Items |
......

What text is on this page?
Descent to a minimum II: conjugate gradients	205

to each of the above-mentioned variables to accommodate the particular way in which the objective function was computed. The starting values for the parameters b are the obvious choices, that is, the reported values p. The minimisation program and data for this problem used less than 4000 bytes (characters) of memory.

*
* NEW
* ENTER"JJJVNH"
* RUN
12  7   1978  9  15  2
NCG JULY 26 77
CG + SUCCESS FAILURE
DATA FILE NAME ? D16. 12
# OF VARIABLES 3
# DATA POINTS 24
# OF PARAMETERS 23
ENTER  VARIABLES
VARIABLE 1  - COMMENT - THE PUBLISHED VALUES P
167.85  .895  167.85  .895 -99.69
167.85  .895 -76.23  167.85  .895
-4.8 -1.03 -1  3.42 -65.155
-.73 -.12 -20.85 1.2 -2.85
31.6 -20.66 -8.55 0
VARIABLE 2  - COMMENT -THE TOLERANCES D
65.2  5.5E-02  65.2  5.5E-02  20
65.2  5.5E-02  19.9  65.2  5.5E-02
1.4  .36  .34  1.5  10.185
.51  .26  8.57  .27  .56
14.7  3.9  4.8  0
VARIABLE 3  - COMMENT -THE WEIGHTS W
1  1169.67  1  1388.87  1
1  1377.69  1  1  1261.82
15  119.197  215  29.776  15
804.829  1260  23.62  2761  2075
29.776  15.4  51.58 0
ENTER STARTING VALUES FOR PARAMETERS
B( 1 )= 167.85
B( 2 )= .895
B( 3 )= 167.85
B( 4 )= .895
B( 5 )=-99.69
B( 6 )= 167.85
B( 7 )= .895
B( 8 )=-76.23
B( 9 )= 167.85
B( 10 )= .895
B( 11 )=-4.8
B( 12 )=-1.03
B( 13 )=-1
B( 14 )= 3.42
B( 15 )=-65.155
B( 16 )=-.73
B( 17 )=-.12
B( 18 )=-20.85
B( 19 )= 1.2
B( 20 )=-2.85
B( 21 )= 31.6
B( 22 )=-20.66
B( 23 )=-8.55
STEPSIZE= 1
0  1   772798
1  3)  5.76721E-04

......

Exercise brief |
The records above should be returned exactly.

Full response |
What text is on this page?
Descent to a minimum II: conjugate gradients	205

to each of the above-mentioned variables to accommodate the particular way in which the objective function was computed. The starting values for the parameters b are the obvious choices, that is, the reported values p. The minimisation program and data for this problem used less than 4000 bytes (characters) of memory.

*
* NEW
* ENTER"JJJVNH"
* RUN
12  7   1978  9  15  2
NCG JULY 26 77
CG + SUCCESS FAILURE
DATA FILE NAME ? D16. 12
# OF VARIABLES 3
# DATA POINTS 24
# OF PARAMETERS 23
ENTER  VARIABLES
VARIABLE 1  - COMMENT - THE PUBLISHED VALUES P
167.85  .895  167.85  .895 -99.69
167.85  .895 -76.23  167.85  .895
-4.8 -1.03 -1  3.42 -65.155
-.73 -.12 -20.85 1.2 -2.85
31.6 -20.66 -8.55 0
VARIABLE 2  - COMMENT -THE TOLERANCES D
65.2  5.5E-02  65.2  5.5E-02  20
65.2  5.5E-02  19.9  65.2  5.5E-02
1.4  .36  .34  1.5  10.185
.51  .26  8.57  .27  .56
14.7  3.9  4.8  0
VARIABLE 3  - COMMENT -THE WEIGHTS W
1  1169.67  1  1388.87  1
1  1377.69  1  1  1261.82
15  119.197  215  29.776  15
804.829  1260  23.62  2761  2075
29.776  15.4  51.58 0
ENTER STARTING VALUES FOR PARAMETERS
B( 1 )= 167.85
B( 2 )= .895
B( 3 )= 167.85
B( 4 )= .895
B( 5 )=-99.69
B( 6 )= 167.85
B( 7 )= .895
B( 8 )=-76.23
B( 9 )= 167.85
B( 10 )= .895
B( 11 )=-4.8
B( 12 )=-1.03
B( 13 )=-1
B( 14 )= 3.42
B( 15 )=-65.155
B( 16 )=-.73
B( 17 )=-.12
B( 18 )=-20.85
B( 19 )= 1.2
B( 20 )=-2.85
B( 21 )= 31.6
B( 22 )=-20.66
B( 23 )=-8.55
STEPSIZE= 1
0  1   772798
1  3)  5.76721E-04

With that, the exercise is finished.